--- Begin ---

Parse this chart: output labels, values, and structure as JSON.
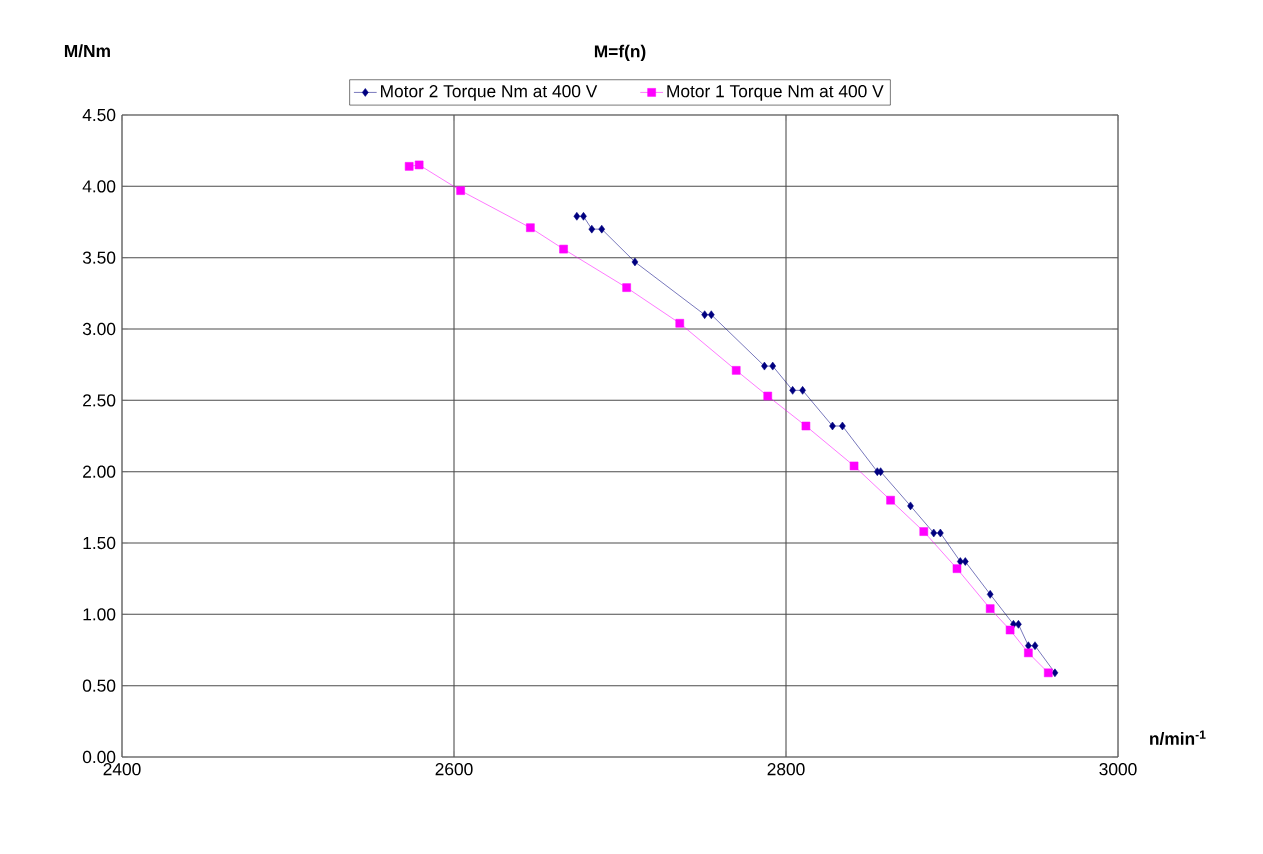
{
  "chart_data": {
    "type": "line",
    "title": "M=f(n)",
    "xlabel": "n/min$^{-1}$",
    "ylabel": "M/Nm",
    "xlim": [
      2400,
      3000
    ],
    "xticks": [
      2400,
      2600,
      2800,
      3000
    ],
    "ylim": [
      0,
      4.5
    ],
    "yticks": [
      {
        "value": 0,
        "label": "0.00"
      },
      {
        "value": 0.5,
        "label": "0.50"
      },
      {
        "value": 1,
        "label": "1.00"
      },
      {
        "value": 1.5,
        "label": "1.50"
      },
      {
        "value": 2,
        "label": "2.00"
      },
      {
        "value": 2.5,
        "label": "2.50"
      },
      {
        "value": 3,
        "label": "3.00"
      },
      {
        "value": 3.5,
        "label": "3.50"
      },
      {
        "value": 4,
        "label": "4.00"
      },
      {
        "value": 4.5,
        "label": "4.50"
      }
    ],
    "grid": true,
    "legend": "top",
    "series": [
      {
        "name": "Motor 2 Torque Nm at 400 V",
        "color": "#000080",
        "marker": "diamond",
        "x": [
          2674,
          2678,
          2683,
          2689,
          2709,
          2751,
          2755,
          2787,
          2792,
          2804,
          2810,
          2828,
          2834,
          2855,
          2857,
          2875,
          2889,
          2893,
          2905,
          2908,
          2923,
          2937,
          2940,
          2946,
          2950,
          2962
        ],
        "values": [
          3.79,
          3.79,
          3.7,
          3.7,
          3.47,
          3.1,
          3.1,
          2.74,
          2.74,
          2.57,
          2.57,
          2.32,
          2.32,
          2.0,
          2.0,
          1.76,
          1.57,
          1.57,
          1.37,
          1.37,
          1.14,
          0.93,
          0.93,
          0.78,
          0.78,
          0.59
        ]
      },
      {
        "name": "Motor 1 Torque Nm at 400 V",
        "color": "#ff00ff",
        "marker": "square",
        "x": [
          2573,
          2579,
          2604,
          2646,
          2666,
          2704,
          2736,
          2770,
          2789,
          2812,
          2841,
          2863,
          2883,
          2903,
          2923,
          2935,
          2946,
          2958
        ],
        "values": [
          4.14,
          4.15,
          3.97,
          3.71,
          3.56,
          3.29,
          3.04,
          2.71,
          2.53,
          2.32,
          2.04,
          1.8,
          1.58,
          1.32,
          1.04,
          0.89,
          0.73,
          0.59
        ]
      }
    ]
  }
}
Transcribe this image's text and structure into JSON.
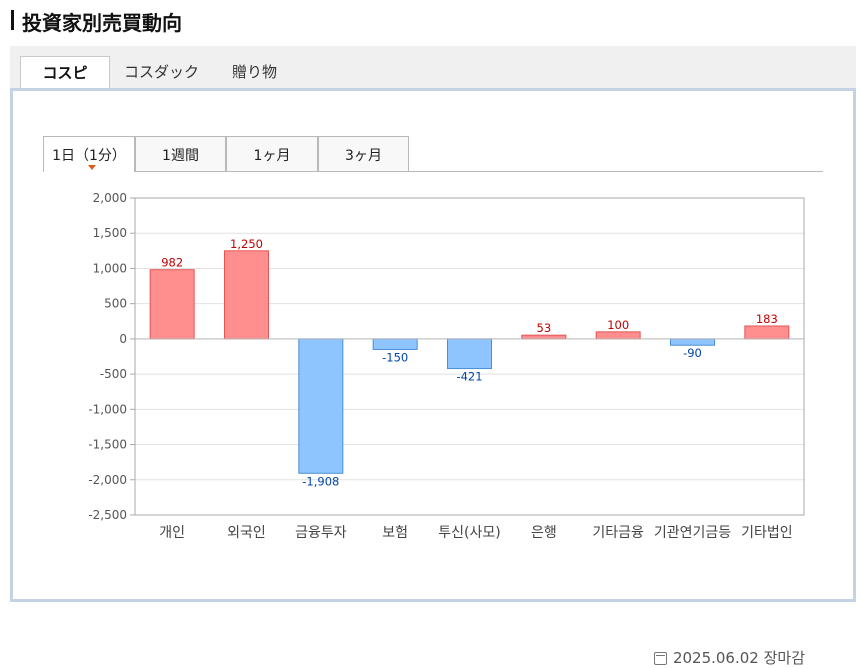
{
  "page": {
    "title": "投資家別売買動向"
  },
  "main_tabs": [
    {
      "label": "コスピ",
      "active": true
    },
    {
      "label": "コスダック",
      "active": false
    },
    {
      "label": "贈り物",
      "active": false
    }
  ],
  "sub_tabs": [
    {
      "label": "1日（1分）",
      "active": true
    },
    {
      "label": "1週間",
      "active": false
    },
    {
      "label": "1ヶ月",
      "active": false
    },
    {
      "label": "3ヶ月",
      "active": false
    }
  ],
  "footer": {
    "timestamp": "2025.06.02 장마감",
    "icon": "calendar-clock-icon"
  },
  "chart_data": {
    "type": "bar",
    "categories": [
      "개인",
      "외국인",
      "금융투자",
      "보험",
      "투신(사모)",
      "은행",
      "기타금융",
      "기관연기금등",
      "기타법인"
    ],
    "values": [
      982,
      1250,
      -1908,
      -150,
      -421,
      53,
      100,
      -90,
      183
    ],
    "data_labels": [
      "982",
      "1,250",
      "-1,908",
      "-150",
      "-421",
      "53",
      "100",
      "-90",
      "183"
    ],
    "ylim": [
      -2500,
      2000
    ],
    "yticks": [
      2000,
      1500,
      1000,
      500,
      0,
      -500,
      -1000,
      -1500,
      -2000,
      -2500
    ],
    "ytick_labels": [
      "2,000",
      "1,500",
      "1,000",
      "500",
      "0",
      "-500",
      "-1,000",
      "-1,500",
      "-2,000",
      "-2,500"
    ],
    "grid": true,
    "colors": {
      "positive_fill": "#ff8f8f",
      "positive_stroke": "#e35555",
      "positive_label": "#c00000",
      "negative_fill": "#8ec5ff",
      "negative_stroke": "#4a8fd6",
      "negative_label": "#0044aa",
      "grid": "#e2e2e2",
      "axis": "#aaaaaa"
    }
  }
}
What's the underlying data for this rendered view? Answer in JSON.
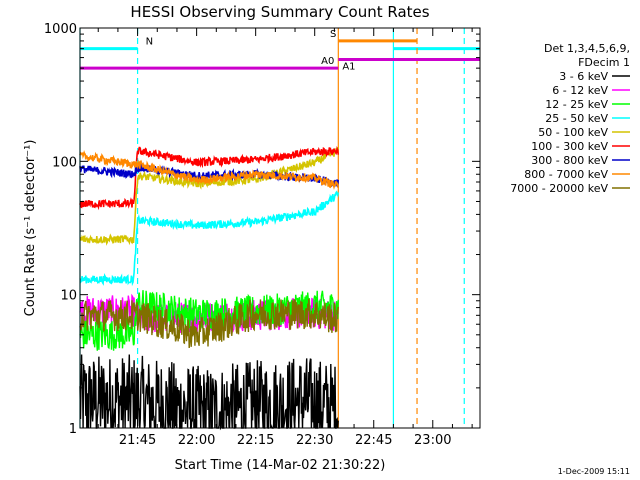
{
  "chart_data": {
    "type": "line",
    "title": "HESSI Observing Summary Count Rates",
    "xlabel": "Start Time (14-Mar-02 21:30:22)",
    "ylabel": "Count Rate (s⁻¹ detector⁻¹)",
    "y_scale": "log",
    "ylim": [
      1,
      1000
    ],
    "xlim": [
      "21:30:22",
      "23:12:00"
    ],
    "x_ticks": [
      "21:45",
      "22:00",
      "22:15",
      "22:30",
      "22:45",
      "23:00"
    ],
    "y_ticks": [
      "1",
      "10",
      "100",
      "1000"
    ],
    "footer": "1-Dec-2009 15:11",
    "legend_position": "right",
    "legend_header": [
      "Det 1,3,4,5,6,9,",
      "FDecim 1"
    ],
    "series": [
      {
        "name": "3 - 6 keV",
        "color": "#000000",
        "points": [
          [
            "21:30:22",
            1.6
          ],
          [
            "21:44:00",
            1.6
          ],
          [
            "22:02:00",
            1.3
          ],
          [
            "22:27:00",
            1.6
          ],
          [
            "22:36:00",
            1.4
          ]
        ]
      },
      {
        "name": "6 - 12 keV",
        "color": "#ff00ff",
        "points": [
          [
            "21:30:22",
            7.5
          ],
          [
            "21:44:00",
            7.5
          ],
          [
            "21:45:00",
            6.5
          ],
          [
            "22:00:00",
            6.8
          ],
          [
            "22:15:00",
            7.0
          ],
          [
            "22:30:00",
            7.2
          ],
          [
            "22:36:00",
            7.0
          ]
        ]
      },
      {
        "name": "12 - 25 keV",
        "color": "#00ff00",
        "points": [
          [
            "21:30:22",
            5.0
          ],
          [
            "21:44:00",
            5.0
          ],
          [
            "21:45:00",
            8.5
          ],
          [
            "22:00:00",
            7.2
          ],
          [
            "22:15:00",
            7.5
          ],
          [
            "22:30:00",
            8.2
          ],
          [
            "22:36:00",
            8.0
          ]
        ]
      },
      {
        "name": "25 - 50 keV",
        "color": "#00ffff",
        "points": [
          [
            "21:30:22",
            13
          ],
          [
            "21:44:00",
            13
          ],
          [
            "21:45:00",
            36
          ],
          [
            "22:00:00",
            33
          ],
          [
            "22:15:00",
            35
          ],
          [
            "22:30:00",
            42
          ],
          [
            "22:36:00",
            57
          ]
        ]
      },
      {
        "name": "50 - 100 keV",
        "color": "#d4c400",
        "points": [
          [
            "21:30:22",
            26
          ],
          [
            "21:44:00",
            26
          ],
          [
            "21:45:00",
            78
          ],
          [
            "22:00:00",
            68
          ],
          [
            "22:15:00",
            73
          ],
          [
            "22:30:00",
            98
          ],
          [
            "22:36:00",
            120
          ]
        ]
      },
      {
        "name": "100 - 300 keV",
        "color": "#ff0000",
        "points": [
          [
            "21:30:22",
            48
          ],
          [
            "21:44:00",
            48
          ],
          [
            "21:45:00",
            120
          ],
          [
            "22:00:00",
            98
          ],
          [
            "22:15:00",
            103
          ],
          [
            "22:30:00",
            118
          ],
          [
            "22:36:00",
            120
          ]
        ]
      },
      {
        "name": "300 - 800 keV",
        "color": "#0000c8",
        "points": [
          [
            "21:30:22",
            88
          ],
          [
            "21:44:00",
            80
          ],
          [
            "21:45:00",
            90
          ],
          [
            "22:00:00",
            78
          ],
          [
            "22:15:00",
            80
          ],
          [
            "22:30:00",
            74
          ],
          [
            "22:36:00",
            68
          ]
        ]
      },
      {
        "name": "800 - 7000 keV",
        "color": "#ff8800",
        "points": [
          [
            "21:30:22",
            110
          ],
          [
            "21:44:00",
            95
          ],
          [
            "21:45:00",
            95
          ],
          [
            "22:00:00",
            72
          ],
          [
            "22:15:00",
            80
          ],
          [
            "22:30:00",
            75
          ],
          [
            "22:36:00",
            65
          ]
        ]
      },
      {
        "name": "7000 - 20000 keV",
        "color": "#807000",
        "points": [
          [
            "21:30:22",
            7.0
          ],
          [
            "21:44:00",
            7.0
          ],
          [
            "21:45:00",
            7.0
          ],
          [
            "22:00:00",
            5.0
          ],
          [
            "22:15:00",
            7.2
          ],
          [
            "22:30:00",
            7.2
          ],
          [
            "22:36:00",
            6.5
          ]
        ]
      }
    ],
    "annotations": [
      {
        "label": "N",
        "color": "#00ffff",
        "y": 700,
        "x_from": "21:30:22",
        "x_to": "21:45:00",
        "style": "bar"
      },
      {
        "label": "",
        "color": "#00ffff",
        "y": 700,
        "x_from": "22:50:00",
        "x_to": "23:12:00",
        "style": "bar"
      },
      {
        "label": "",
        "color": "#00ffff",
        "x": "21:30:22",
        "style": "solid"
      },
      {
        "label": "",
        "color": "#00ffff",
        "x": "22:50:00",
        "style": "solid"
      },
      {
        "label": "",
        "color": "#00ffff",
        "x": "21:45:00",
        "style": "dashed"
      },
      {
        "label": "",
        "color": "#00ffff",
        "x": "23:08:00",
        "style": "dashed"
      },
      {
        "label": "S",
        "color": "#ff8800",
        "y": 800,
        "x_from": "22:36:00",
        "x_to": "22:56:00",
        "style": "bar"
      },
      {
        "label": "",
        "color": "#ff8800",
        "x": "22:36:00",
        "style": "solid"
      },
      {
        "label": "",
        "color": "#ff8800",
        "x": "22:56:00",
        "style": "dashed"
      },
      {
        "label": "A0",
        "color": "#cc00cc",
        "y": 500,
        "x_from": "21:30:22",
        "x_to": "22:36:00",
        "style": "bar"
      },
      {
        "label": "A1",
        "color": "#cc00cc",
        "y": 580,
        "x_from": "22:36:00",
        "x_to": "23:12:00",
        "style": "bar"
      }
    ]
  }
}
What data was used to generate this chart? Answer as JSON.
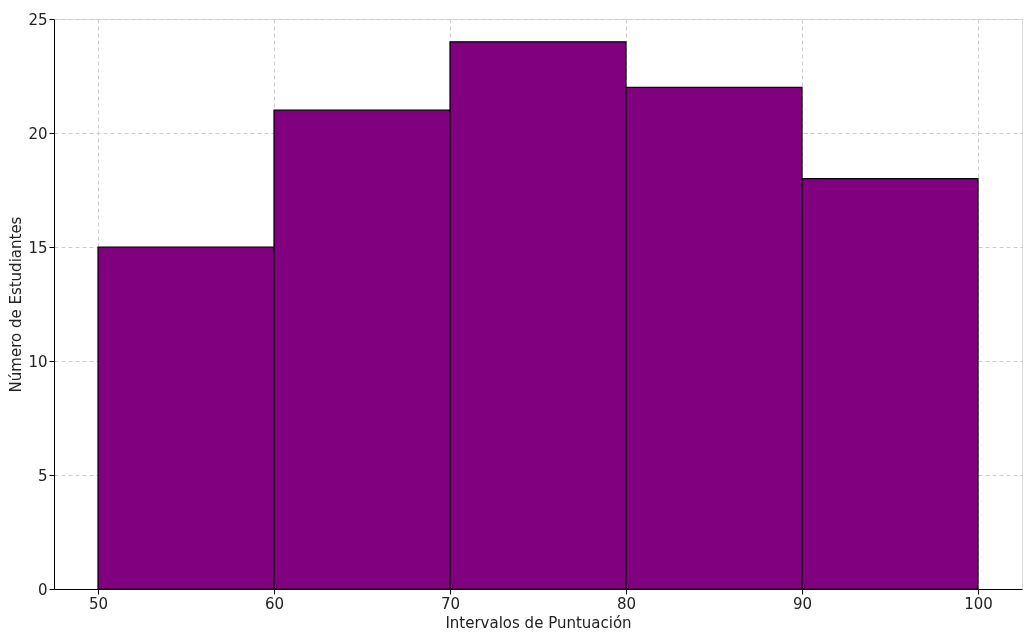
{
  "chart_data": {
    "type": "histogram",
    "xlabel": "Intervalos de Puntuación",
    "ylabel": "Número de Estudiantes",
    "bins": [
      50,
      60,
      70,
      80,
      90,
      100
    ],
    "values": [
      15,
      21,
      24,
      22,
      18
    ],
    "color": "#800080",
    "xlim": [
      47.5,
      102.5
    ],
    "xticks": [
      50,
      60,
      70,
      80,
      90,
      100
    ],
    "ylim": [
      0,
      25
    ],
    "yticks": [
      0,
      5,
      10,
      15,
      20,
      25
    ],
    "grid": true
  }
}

--- End ---

— Written request —
State how many lines in the entries above include the word "title"; reply with the number alone.

— Correct result —
3